(Records about charts and figures)
*-*-*

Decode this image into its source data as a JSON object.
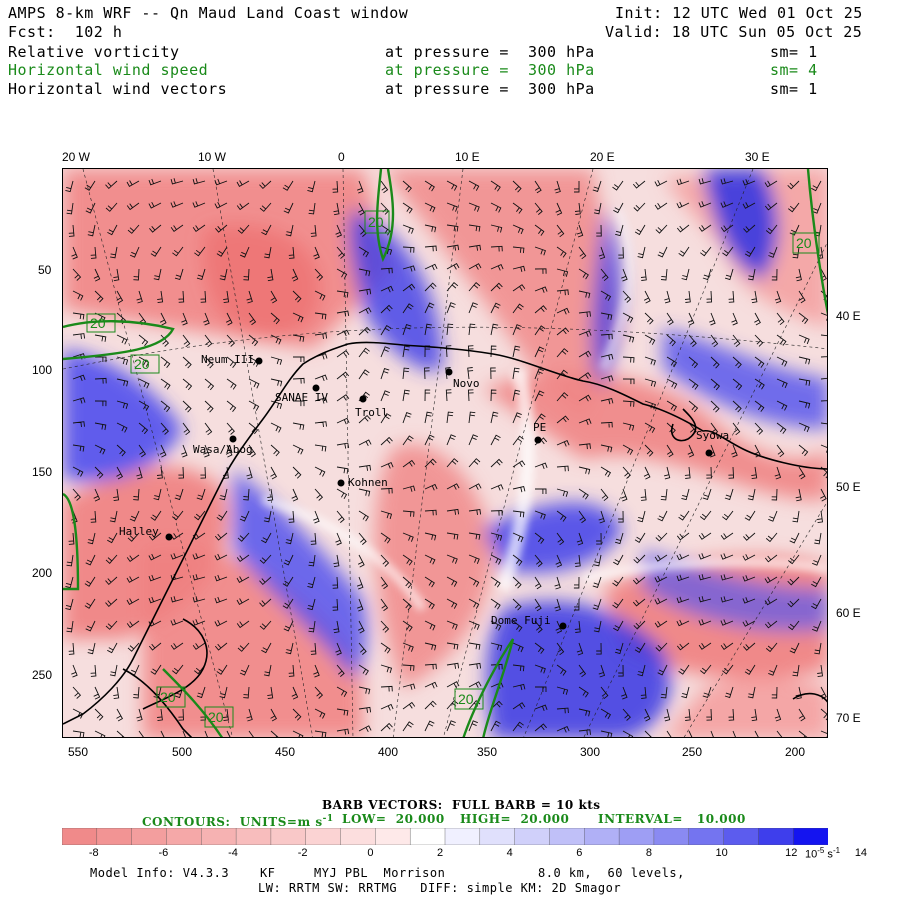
{
  "header": {
    "title": "AMPS 8-km WRF -- Qn Maud Land Coast window",
    "init": "Init: 12 UTC Wed 01 Oct 25",
    "fcst": "Fcst:  102 h",
    "valid": "Valid: 18 UTC Sun 05 Oct 25",
    "fields": [
      {
        "name": "Relative vorticity",
        "level": "at pressure =  300 hPa",
        "sm": "sm= 1",
        "color": "#000000"
      },
      {
        "name": "Horizontal wind speed",
        "level": "at pressure =  300 hPa",
        "sm": "sm= 4",
        "color": "#1a8a1a"
      },
      {
        "name": "Horizontal wind vectors",
        "level": "at pressure =  300 hPa",
        "sm": "sm= 1",
        "color": "#000000"
      }
    ]
  },
  "map": {
    "top_labels": [
      "20 W",
      "10 W",
      "0",
      "10 E",
      "20 E",
      "30 E"
    ],
    "left_labels": [
      "50",
      "100",
      "150",
      "200",
      "250"
    ],
    "right_labels": [
      "40 E",
      "50 E",
      "60 E",
      "70 E"
    ],
    "bottom_labels": [
      "550",
      "500",
      "450",
      "400",
      "350",
      "300",
      "250",
      "200"
    ],
    "stations": [
      "Neum III",
      "SANAE IV",
      "Troll",
      "Novo",
      "PE",
      "Syowa",
      "Wasa/Abog",
      "Kohnen",
      "Halley",
      "Dome Fuji"
    ],
    "contour_labels": [
      "20",
      "20",
      "20",
      "20",
      "20",
      "20",
      "20",
      "20"
    ]
  },
  "footer": {
    "barb": "BARB VECTORS:  FULL BARB = 10 kts",
    "contours_label": "CONTOURS:  UNITS=m s",
    "contours_sup": "-1",
    "low": "LOW=  20.000",
    "high": "HIGH=  20.000",
    "interval": "INTERVAL=   10.000",
    "colorbar_ticks": [
      "-8",
      "-6",
      "-4",
      "-2",
      "0",
      "2",
      "4",
      "6",
      "8",
      "10",
      "12",
      "14"
    ],
    "colorbar_unit": "10",
    "colorbar_unit_exp": "-5",
    "colorbar_unit_tail": " s",
    "colorbar_unit_tail_exp": "-1",
    "model_line1": "Model Info: V4.3.3    KF     MYJ PBL  Morrison            8.0 km,  60 levels,",
    "model_line2": "LW: RRTM SW: RRTMG   DIFF: simple KM: 2D Smagor"
  },
  "colors": {
    "neg": "#f08080",
    "pos": "#3a3aee",
    "contour": "#1a8a1a"
  }
}
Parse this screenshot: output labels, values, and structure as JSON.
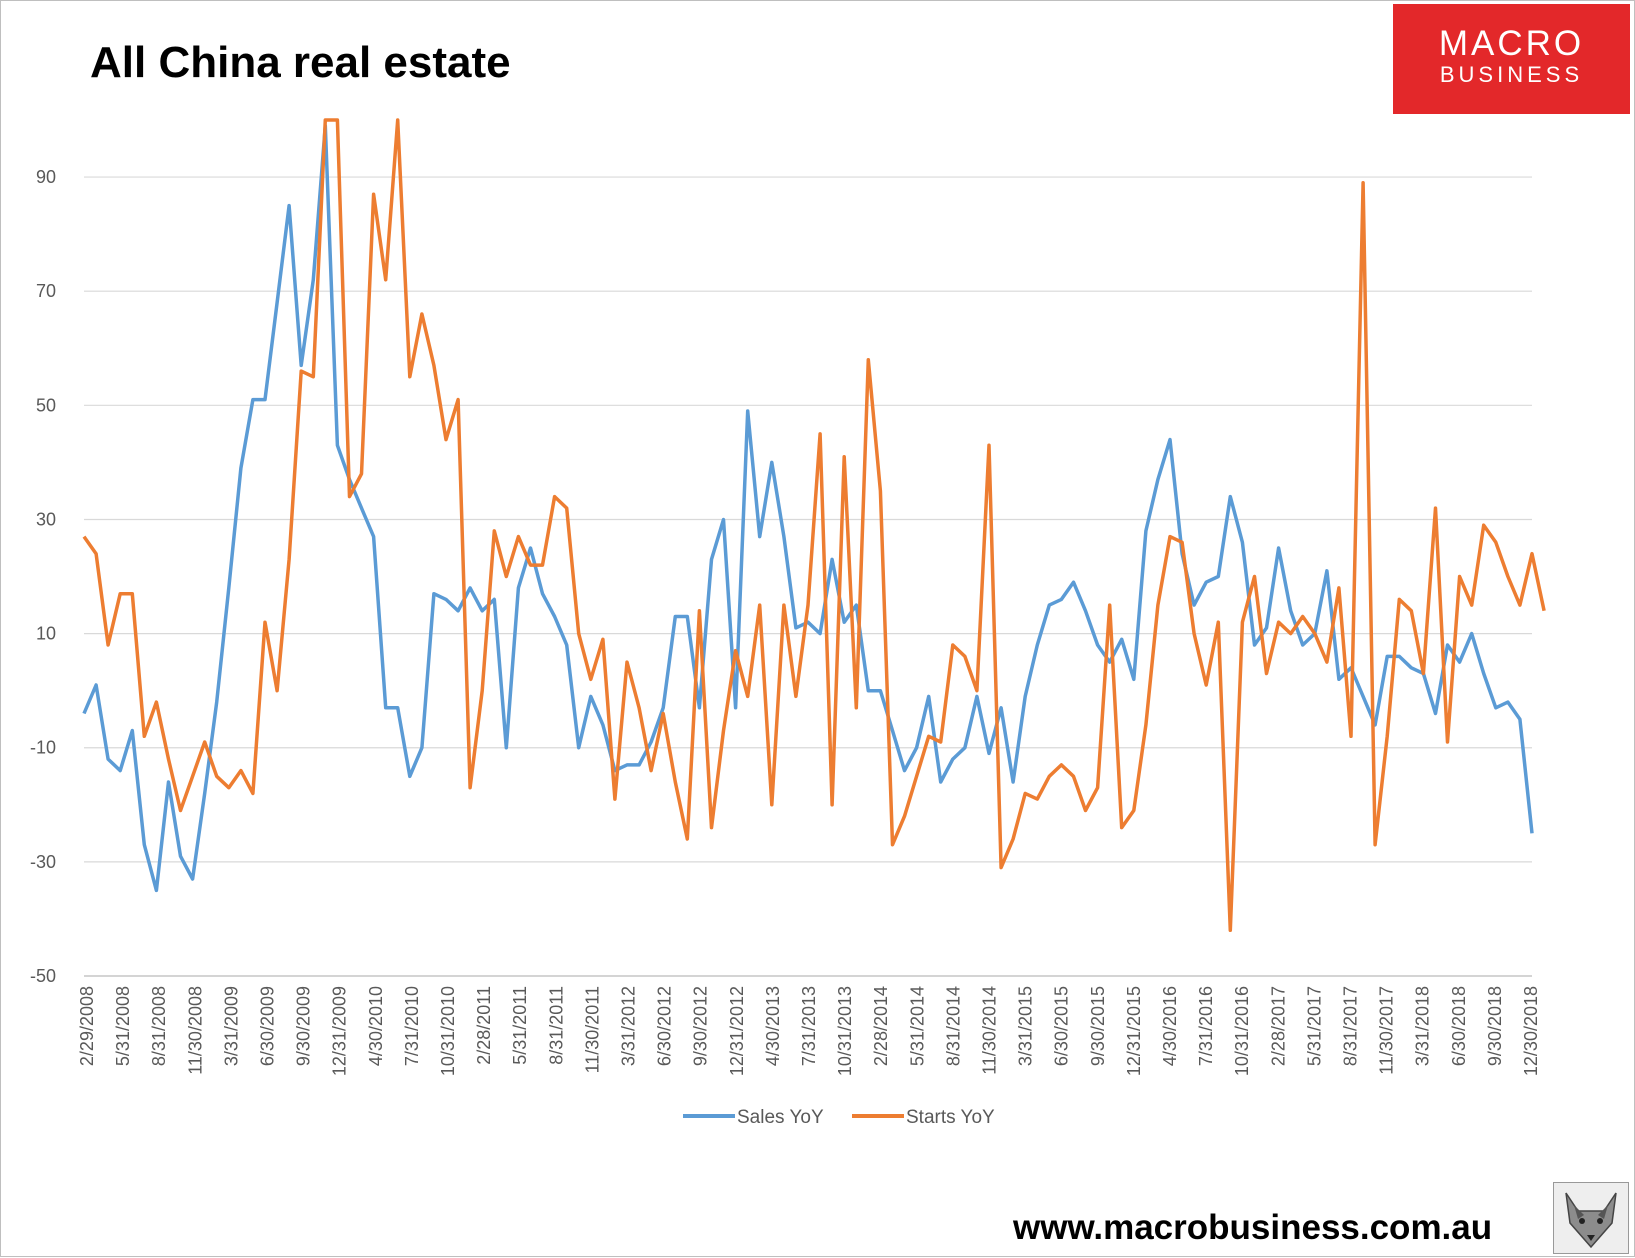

*-*-*

## What needs to be done
Extract every line containing the string "this" from the material.

## Exercise response
Decode this image into its source data as a JSON object.
Parse this screenshot: output labels, values, and structure as JSON.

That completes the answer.